— Begin GIVEN RECORDS —

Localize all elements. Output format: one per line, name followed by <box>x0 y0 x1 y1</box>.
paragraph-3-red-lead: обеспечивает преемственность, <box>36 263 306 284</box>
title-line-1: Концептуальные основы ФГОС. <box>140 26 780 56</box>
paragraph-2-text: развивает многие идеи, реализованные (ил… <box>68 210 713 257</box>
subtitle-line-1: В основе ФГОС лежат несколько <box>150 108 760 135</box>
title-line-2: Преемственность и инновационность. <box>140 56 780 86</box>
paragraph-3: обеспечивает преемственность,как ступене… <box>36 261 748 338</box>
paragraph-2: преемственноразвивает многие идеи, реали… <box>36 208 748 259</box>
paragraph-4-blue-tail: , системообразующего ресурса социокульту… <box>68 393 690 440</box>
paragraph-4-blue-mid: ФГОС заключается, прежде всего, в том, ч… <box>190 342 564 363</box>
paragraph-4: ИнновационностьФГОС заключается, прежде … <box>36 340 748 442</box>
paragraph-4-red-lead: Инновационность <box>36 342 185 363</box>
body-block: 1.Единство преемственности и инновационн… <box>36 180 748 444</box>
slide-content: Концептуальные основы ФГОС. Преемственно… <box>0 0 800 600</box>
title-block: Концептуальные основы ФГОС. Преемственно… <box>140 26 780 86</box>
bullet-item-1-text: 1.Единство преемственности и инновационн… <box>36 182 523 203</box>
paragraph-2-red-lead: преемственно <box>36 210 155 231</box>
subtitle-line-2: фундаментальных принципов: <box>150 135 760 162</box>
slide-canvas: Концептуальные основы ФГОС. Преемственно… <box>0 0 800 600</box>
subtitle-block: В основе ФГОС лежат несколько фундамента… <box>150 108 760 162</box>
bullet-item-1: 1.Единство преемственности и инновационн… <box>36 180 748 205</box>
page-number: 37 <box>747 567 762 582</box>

— End GIVEN RECORDS —

- WHAT YOU WILL DO -
Print the data verbatim, from its first line through the line that contains "paragraph-2-text: развивает многие", including both of those lines.

- TASK RESPONSE -
Localize all elements. Output format: one per line, name followed by <box>x0 y0 x1 y1</box>.
paragraph-3-red-lead: обеспечивает преемственность, <box>36 263 306 284</box>
title-line-1: Концептуальные основы ФГОС. <box>140 26 780 56</box>
paragraph-2-text: развивает многие идеи, реализованные (ил… <box>68 210 713 257</box>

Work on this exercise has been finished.